*Problem to work on:*
Output each entry exactly; skip nothing.

(Figure contents as structured data)
═══
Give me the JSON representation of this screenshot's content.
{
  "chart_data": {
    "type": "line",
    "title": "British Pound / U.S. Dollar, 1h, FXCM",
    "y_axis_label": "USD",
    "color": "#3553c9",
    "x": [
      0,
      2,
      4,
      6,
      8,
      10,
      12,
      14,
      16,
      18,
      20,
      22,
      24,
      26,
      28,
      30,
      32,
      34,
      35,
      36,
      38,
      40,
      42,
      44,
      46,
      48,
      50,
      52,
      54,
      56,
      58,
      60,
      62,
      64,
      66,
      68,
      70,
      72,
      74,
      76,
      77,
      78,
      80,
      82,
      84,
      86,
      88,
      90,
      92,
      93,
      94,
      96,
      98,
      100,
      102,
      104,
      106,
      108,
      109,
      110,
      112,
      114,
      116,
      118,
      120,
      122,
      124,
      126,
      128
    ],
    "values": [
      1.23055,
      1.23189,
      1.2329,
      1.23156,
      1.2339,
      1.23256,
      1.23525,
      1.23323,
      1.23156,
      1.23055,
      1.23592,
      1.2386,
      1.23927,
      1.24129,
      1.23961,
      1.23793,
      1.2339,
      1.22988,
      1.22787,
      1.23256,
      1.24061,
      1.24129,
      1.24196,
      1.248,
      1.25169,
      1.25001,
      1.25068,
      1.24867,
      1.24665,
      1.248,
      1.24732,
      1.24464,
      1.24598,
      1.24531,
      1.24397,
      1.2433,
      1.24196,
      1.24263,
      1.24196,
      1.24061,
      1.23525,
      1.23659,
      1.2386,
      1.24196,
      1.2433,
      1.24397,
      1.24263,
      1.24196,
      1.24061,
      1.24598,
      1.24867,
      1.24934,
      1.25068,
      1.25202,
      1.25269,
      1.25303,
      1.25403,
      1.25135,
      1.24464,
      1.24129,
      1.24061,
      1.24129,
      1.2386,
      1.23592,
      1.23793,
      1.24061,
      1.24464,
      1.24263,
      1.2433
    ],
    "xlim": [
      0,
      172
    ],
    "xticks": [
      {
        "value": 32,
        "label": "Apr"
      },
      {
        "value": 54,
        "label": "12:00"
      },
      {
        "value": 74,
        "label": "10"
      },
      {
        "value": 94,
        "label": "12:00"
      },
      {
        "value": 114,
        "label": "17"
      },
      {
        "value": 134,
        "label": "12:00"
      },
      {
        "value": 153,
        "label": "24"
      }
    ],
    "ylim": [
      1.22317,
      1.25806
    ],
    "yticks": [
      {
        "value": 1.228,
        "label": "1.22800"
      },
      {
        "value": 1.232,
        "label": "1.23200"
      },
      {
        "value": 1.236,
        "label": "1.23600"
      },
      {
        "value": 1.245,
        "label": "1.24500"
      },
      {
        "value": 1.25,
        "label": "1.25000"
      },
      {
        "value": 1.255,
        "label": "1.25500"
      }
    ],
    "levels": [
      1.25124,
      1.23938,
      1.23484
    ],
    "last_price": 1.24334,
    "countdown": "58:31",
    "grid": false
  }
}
═══
*Task output:*
Give me the JSON representation of this screenshot's content.
{
  "chart_data": {
    "type": "line",
    "title": "British Pound / U.S. Dollar, 1h, FXCM",
    "y_axis_label": "USD",
    "color": "#3553c9",
    "x": [
      0,
      2,
      4,
      6,
      8,
      10,
      12,
      14,
      16,
      18,
      20,
      22,
      24,
      26,
      28,
      30,
      32,
      34,
      35,
      36,
      38,
      40,
      42,
      44,
      46,
      48,
      50,
      52,
      54,
      56,
      58,
      60,
      62,
      64,
      66,
      68,
      70,
      72,
      74,
      76,
      77,
      78,
      80,
      82,
      84,
      86,
      88,
      90,
      92,
      93,
      94,
      96,
      98,
      100,
      102,
      104,
      106,
      108,
      109,
      110,
      112,
      114,
      116,
      118,
      120,
      122,
      124,
      126,
      128
    ],
    "values": [
      1.23055,
      1.23189,
      1.2329,
      1.23156,
      1.2339,
      1.23256,
      1.23525,
      1.23323,
      1.23156,
      1.23055,
      1.23592,
      1.2386,
      1.23927,
      1.24129,
      1.23961,
      1.23793,
      1.2339,
      1.22988,
      1.22787,
      1.23256,
      1.24061,
      1.24129,
      1.24196,
      1.248,
      1.25169,
      1.25001,
      1.25068,
      1.24867,
      1.24665,
      1.248,
      1.24732,
      1.24464,
      1.24598,
      1.24531,
      1.24397,
      1.2433,
      1.24196,
      1.24263,
      1.24196,
      1.24061,
      1.23525,
      1.23659,
      1.2386,
      1.24196,
      1.2433,
      1.24397,
      1.24263,
      1.24196,
      1.24061,
      1.24598,
      1.24867,
      1.24934,
      1.25068,
      1.25202,
      1.25269,
      1.25303,
      1.25403,
      1.25135,
      1.24464,
      1.24129,
      1.24061,
      1.24129,
      1.2386,
      1.23592,
      1.23793,
      1.24061,
      1.24464,
      1.24263,
      1.2433
    ],
    "xlim": [
      0,
      172
    ],
    "xticks": [
      {
        "value": 32,
        "label": "Apr"
      },
      {
        "value": 54,
        "label": "12:00"
      },
      {
        "value": 74,
        "label": "10"
      },
      {
        "value": 94,
        "label": "12:00"
      },
      {
        "value": 114,
        "label": "17"
      },
      {
        "value": 134,
        "label": "12:00"
      },
      {
        "value": 153,
        "label": "24"
      }
    ],
    "ylim": [
      1.22317,
      1.25806
    ],
    "yticks": [
      {
        "value": 1.228,
        "label": "1.22800"
      },
      {
        "value": 1.232,
        "label": "1.23200"
      },
      {
        "value": 1.236,
        "label": "1.23600"
      },
      {
        "value": 1.245,
        "label": "1.24500"
      },
      {
        "value": 1.25,
        "label": "1.25000"
      },
      {
        "value": 1.255,
        "label": "1.25500"
      }
    ],
    "levels": [
      1.25124,
      1.23938,
      1.23484
    ],
    "last_price": 1.24334,
    "countdown": "58:31",
    "grid": false
  }
}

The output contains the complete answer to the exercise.